(Collection entries)
"""

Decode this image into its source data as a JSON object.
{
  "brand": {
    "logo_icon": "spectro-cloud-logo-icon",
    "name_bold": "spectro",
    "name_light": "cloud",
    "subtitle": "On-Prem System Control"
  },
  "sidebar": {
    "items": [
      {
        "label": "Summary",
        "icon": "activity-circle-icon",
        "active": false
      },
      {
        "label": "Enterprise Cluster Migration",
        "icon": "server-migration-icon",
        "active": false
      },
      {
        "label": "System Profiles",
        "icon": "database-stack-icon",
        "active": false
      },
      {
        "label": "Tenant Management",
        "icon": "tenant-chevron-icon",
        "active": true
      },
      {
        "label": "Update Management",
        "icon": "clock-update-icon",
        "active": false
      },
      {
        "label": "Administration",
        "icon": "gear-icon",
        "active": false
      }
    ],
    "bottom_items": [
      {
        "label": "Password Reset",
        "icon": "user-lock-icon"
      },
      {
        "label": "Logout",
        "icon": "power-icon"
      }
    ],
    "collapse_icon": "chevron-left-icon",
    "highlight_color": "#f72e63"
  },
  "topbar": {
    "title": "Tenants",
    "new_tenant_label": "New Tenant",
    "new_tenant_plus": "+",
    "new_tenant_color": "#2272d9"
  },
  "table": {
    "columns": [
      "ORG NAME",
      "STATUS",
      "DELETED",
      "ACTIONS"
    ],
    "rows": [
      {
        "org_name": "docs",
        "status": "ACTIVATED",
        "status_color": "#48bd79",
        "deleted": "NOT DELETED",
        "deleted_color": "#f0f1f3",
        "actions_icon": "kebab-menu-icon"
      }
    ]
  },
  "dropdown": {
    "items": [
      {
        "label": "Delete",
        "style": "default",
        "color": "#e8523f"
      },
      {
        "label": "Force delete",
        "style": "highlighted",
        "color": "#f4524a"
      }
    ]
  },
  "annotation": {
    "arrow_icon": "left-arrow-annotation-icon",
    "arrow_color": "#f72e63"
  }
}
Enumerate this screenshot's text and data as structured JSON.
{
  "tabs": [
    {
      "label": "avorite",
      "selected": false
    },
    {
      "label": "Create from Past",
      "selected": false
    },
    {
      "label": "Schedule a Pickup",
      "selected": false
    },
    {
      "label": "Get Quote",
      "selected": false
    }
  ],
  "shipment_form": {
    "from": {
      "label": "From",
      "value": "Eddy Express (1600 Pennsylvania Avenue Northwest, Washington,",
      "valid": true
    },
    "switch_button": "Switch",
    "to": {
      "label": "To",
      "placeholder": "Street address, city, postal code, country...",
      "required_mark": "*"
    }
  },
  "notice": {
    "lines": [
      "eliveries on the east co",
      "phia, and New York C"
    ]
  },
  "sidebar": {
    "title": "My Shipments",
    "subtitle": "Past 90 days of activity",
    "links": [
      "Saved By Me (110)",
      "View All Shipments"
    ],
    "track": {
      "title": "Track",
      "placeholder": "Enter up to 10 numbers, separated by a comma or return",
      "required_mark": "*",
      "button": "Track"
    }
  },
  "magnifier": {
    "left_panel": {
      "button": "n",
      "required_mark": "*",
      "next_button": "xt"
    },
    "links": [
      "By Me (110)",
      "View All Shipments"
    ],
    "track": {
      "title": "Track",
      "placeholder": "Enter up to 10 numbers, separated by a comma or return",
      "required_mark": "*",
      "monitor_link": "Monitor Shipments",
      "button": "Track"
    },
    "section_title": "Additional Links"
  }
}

"""

-- Instructions for the task --
Using the entries above, return each line that includes the word "subtitle".

-- Final result --
    "subtitle": "On-Prem System Control"
    "subtitle": "Past 90 days of activity",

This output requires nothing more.